Given request ▸
Among the entries, which lines carry the string "value"? Copy each of them.

Data rows ▸
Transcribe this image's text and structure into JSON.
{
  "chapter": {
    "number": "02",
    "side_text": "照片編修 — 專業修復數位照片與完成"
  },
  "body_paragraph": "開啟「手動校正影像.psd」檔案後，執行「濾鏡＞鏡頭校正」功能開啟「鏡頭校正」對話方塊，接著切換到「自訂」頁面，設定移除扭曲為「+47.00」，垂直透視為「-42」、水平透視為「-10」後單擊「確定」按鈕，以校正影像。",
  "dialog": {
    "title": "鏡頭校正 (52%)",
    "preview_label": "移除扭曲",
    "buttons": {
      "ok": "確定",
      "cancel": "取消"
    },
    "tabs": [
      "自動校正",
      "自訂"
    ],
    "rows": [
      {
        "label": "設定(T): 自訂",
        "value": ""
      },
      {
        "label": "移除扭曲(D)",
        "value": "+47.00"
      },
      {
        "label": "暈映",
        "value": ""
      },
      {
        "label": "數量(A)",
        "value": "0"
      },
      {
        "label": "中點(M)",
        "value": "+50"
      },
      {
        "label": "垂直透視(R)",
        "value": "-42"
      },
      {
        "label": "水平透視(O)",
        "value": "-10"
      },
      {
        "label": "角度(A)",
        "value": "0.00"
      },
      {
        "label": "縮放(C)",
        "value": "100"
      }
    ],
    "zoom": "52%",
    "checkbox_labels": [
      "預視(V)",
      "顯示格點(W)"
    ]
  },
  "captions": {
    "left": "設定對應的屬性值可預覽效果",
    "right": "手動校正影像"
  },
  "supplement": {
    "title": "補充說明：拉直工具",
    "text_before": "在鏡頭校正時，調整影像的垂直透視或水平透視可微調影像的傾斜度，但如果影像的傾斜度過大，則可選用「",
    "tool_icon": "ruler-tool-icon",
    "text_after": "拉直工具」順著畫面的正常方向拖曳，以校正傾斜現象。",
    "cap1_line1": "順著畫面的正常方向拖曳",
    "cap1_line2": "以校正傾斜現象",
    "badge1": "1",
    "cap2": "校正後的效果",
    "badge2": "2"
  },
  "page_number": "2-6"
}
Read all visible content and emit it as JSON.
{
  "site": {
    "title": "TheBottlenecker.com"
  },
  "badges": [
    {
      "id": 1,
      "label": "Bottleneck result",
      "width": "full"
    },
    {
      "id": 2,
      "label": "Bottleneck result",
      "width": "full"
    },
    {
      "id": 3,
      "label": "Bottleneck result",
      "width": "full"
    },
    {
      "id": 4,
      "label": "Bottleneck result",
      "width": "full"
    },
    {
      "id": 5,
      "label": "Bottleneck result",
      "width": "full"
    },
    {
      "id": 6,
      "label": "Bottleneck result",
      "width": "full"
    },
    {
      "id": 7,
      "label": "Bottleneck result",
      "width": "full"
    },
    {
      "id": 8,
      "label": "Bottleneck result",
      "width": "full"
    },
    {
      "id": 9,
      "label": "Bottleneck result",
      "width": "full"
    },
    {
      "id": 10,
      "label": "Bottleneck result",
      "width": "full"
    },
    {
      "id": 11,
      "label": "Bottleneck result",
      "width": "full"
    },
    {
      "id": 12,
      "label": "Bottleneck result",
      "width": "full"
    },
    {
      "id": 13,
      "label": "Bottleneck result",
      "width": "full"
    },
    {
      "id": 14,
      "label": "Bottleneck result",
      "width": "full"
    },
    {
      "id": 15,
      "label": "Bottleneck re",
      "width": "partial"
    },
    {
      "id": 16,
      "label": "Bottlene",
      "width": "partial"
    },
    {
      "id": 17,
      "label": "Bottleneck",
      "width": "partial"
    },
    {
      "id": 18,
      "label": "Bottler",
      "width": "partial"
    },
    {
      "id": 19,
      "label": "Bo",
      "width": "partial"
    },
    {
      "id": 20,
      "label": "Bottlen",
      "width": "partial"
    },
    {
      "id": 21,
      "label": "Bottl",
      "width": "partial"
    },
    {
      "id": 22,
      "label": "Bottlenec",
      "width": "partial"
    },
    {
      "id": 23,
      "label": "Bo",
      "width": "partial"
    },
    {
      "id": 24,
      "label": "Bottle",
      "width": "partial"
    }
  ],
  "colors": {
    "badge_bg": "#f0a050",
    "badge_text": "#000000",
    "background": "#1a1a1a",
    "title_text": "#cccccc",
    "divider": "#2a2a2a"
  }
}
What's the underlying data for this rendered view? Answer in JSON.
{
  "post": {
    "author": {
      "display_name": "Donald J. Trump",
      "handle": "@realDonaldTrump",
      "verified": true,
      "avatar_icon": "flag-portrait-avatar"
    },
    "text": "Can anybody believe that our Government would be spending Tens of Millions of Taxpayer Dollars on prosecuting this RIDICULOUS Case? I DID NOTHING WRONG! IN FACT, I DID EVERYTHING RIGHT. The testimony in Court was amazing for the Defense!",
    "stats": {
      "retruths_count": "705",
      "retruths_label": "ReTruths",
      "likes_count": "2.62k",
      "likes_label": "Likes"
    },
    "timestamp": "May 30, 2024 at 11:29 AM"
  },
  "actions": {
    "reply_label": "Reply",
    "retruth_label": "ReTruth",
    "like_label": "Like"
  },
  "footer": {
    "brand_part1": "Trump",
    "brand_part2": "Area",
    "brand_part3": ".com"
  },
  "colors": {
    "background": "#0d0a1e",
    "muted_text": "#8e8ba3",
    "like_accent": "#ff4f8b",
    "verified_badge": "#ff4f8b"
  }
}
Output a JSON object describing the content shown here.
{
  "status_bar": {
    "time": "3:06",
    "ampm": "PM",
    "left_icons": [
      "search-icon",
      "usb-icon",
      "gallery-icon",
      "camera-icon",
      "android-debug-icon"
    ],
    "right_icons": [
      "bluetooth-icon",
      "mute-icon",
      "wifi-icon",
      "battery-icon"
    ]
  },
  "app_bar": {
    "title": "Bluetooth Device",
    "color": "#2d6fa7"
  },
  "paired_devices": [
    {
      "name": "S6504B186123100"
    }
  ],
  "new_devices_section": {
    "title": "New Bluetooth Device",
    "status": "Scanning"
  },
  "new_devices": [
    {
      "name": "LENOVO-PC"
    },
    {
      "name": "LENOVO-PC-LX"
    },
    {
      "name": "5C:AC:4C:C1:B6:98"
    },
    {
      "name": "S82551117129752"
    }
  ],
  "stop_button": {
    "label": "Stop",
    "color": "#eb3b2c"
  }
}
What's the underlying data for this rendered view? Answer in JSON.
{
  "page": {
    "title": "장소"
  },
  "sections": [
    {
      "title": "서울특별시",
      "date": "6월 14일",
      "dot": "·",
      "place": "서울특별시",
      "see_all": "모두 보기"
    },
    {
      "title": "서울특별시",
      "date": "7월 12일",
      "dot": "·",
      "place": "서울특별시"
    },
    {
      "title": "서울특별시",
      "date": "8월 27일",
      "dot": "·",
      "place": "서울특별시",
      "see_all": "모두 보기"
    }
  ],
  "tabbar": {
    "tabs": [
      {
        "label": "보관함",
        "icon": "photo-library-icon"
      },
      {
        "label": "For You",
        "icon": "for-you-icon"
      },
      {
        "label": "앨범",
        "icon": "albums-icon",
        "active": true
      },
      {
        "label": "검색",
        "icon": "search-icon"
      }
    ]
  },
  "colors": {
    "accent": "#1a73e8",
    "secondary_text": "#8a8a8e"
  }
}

Exercise response ▸
        "value": ""
        "value": "+47.00"
        "value": ""
        "value": "0"
        "value": "+50"
        "value": "-42"
        "value": "-10"
        "value": "0.00"
        "value": "100"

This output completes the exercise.